## GIVEN EXERCISE
Read through the entries below and return each line with the word "healing".

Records
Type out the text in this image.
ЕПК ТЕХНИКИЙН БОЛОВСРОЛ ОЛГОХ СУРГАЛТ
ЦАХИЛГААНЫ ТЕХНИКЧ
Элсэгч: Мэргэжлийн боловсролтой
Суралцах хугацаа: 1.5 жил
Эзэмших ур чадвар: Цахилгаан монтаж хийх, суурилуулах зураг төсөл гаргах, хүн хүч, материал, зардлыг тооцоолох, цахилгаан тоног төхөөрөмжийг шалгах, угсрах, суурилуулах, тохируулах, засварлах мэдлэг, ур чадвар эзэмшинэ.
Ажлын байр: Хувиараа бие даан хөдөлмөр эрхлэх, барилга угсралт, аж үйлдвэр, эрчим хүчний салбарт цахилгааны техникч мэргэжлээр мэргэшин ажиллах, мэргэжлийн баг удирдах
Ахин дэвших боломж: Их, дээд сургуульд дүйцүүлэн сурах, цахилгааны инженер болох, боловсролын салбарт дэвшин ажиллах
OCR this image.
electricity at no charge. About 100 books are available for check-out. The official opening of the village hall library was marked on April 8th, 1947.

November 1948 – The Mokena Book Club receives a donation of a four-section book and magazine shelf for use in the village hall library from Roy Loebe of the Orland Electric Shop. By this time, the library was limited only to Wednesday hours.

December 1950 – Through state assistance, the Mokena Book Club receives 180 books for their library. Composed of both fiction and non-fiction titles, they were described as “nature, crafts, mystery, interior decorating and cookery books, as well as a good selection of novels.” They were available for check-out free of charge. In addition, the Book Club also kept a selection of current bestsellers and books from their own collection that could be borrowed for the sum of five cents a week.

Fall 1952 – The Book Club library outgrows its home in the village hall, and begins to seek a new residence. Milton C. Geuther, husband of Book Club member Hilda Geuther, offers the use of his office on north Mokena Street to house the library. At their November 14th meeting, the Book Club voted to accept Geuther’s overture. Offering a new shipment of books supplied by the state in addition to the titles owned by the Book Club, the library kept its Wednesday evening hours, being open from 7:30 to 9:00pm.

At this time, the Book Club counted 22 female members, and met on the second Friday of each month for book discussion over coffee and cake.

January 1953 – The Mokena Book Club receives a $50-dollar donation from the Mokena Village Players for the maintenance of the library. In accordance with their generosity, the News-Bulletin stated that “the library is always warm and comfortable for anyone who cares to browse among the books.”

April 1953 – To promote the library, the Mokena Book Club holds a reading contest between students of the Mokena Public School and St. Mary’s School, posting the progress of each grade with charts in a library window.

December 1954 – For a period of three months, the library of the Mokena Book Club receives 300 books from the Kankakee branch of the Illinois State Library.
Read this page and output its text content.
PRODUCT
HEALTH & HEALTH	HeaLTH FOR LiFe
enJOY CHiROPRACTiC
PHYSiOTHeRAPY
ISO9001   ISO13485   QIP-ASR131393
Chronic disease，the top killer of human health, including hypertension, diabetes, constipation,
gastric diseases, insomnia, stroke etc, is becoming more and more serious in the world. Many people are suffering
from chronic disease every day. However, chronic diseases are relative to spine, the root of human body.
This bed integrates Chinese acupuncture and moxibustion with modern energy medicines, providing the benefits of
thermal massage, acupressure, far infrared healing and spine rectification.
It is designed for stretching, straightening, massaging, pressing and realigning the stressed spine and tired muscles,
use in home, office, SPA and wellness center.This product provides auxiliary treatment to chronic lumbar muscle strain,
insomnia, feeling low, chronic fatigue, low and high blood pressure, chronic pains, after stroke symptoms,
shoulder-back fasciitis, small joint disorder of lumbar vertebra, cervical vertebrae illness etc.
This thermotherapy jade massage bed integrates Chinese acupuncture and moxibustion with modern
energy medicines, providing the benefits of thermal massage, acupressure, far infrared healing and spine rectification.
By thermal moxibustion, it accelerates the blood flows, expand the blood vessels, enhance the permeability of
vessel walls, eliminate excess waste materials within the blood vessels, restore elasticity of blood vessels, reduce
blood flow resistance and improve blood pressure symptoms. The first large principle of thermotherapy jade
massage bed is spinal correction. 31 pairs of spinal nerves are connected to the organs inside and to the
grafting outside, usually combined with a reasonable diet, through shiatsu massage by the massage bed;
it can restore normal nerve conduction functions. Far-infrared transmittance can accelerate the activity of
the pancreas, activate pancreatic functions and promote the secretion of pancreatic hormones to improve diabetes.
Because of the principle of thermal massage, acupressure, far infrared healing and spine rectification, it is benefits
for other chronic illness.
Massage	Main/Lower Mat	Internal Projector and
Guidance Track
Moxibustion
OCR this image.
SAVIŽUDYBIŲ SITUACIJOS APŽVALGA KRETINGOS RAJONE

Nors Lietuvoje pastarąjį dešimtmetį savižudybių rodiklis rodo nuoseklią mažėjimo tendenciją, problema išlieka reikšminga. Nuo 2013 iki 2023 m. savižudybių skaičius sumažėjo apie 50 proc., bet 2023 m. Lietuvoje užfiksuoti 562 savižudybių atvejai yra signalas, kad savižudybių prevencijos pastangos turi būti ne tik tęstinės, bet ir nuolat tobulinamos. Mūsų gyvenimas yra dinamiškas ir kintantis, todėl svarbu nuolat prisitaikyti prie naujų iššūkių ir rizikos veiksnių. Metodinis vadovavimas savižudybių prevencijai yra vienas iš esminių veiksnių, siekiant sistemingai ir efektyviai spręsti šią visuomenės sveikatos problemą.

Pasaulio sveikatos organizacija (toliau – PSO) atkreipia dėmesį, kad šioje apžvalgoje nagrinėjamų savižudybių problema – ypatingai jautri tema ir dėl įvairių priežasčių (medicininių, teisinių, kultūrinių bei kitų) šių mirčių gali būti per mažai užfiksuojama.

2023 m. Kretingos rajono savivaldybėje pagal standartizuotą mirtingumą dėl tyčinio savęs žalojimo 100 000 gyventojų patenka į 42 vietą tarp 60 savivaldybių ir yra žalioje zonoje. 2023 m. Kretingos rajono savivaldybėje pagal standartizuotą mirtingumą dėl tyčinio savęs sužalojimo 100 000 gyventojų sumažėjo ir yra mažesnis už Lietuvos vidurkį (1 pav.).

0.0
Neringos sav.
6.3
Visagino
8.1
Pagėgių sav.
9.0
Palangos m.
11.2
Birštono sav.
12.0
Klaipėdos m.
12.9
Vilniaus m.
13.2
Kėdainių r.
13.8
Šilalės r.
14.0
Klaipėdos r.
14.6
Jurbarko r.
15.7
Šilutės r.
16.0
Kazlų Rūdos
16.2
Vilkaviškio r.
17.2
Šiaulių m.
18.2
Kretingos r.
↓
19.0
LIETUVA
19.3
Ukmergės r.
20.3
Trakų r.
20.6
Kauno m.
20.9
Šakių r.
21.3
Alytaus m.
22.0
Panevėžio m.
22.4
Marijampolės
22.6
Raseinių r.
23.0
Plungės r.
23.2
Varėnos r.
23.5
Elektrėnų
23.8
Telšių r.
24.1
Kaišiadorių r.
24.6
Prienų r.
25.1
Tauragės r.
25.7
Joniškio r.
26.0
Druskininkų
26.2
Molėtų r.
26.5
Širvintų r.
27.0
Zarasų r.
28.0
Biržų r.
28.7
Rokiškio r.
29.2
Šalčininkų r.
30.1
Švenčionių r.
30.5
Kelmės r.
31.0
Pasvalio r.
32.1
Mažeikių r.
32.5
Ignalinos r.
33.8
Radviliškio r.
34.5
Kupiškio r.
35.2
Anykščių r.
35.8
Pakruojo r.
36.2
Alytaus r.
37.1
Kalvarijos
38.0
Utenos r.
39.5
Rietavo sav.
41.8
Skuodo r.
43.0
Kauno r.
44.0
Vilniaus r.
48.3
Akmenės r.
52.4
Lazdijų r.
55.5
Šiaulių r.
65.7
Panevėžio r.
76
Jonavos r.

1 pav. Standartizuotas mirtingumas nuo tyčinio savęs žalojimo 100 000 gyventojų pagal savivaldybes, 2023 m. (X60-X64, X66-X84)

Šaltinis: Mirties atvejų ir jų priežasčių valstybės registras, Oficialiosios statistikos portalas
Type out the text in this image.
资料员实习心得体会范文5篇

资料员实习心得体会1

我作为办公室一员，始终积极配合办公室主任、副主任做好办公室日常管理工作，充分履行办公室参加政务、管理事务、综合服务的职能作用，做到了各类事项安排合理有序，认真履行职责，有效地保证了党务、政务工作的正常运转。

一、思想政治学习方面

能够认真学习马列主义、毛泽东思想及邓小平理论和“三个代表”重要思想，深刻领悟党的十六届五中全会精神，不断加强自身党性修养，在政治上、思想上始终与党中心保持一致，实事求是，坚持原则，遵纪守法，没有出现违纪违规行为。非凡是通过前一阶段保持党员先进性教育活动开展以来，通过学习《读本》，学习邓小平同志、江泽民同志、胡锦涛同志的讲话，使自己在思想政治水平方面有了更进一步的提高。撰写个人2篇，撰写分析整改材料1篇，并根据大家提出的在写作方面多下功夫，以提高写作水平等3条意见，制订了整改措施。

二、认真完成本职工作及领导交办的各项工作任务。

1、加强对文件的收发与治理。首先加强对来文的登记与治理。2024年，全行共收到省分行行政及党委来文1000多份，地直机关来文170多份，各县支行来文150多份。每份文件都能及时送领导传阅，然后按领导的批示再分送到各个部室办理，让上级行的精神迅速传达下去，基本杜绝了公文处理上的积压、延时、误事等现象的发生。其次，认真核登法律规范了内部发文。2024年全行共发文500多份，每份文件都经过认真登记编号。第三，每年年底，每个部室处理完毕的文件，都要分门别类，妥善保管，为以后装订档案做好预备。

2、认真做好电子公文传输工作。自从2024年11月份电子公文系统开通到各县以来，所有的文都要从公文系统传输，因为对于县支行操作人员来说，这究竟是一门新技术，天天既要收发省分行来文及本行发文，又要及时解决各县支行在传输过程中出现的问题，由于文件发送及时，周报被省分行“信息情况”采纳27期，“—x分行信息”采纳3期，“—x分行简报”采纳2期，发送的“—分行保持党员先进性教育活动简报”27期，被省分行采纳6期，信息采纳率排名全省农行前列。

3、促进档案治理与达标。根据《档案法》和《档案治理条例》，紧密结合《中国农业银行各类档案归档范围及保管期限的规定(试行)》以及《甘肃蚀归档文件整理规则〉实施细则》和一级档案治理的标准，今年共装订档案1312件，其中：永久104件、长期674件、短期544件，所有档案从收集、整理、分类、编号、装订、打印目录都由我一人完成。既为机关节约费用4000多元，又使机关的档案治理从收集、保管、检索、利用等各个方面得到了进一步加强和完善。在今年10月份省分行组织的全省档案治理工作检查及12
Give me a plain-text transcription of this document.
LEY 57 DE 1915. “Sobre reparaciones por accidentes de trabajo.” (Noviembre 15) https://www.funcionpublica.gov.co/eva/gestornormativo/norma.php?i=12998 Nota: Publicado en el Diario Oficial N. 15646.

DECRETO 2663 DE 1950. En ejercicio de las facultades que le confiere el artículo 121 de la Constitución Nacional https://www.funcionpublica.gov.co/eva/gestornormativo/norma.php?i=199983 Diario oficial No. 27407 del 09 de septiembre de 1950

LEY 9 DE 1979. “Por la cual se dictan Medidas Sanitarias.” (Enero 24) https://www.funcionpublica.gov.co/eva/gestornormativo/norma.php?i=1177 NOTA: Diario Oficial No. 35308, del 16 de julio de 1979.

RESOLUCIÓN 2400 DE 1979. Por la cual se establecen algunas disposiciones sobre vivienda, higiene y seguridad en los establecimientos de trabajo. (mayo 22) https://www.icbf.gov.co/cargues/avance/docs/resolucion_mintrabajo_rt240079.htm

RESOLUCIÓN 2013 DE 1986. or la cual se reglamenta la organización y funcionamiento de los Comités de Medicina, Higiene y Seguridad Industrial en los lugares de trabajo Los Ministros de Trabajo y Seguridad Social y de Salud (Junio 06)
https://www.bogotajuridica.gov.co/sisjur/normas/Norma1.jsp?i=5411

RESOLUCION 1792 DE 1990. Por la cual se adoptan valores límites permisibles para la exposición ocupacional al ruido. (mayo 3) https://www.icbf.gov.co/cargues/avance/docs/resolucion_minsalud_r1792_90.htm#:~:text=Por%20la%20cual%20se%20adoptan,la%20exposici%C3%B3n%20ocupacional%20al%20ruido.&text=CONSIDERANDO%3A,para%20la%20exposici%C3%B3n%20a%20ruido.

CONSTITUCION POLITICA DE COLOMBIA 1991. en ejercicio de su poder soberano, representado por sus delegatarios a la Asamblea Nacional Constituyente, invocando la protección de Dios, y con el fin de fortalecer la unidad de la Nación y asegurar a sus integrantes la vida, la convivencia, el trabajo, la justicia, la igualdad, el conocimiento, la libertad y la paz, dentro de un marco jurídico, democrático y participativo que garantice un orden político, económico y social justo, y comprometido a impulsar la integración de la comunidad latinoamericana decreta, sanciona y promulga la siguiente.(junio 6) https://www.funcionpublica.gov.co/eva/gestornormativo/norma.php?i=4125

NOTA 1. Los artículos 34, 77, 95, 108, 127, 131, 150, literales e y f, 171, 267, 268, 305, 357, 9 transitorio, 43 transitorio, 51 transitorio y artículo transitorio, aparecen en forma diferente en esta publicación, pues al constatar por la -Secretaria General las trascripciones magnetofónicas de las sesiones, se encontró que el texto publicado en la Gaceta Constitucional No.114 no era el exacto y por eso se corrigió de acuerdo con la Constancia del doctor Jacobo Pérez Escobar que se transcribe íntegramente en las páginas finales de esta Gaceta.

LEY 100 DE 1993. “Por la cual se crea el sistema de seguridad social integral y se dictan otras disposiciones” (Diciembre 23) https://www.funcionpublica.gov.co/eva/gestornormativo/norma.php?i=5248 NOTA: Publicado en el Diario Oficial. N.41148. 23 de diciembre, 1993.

## ANSWER IN FULL
thermal massage, acupressure, far infrared healing and spine rectification.
energy medicines, providing the benefits of thermal massage, acupressure, far infrared healing and spine rectification.
Because of the principle of thermal massage, acupressure, far infrared healing and spine rectification, it is benefits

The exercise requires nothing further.